(Entries from a dataset)

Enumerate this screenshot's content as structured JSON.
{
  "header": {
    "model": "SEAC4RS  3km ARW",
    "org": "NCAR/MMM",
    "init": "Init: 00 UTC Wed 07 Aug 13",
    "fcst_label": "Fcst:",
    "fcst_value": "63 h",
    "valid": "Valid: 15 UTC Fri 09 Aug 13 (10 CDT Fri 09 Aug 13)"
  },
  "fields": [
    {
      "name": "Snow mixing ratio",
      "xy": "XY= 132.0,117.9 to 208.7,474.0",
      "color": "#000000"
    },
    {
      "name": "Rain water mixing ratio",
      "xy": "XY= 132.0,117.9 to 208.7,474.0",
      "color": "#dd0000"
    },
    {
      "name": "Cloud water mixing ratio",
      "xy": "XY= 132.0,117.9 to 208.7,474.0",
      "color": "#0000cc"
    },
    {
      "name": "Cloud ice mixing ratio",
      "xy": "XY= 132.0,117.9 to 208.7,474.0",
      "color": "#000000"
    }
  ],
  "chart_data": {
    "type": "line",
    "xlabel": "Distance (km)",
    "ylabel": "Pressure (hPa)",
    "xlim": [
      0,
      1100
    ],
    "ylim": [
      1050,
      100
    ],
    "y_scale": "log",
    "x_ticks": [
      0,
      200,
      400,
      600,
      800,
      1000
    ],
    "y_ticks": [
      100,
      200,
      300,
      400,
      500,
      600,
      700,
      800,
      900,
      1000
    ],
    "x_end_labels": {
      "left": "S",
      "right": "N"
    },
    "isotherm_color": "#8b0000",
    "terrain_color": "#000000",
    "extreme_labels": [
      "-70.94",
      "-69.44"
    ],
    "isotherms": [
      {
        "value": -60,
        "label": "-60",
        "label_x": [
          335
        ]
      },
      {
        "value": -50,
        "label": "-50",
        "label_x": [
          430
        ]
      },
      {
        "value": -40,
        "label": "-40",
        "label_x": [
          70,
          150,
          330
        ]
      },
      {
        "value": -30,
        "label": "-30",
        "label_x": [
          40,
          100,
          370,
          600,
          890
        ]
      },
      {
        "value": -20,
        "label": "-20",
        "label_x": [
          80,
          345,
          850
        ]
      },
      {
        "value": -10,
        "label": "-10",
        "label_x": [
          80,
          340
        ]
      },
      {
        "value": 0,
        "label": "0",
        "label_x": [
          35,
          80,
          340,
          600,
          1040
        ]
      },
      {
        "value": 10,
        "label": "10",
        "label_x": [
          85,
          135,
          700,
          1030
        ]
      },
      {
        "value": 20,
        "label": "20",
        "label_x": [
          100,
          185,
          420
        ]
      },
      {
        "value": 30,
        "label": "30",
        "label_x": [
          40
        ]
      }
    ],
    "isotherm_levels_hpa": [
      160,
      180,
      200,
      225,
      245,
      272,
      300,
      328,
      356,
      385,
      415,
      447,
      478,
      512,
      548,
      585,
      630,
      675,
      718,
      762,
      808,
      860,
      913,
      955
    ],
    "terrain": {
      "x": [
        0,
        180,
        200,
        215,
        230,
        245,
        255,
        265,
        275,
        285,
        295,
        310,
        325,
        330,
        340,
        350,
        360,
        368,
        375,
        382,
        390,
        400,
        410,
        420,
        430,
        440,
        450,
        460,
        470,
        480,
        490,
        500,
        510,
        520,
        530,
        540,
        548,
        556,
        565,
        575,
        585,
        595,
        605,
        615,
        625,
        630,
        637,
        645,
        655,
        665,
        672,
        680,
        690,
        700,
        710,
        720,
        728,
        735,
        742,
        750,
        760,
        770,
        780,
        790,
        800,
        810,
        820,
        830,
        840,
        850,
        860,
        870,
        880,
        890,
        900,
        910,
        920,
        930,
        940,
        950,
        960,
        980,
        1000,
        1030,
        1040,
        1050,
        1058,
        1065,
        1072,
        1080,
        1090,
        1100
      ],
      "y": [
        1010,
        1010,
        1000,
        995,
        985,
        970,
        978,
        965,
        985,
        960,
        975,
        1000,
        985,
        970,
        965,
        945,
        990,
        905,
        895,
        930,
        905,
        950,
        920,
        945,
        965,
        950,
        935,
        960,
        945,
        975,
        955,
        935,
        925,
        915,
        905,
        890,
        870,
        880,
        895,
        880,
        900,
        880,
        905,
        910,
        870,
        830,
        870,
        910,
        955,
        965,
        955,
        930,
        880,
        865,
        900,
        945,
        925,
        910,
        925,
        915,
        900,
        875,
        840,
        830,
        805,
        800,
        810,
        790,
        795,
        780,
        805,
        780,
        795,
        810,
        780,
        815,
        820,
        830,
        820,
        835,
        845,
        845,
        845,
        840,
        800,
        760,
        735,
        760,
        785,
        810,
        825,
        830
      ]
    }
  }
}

What is expected -> Copy and report every line where the word "mixing" is present.

Expected answer ->
      "name": "Snow mixing ratio",
      "name": "Rain water mixing ratio",
      "name": "Cloud water mixing ratio",
      "name": "Cloud ice mixing ratio",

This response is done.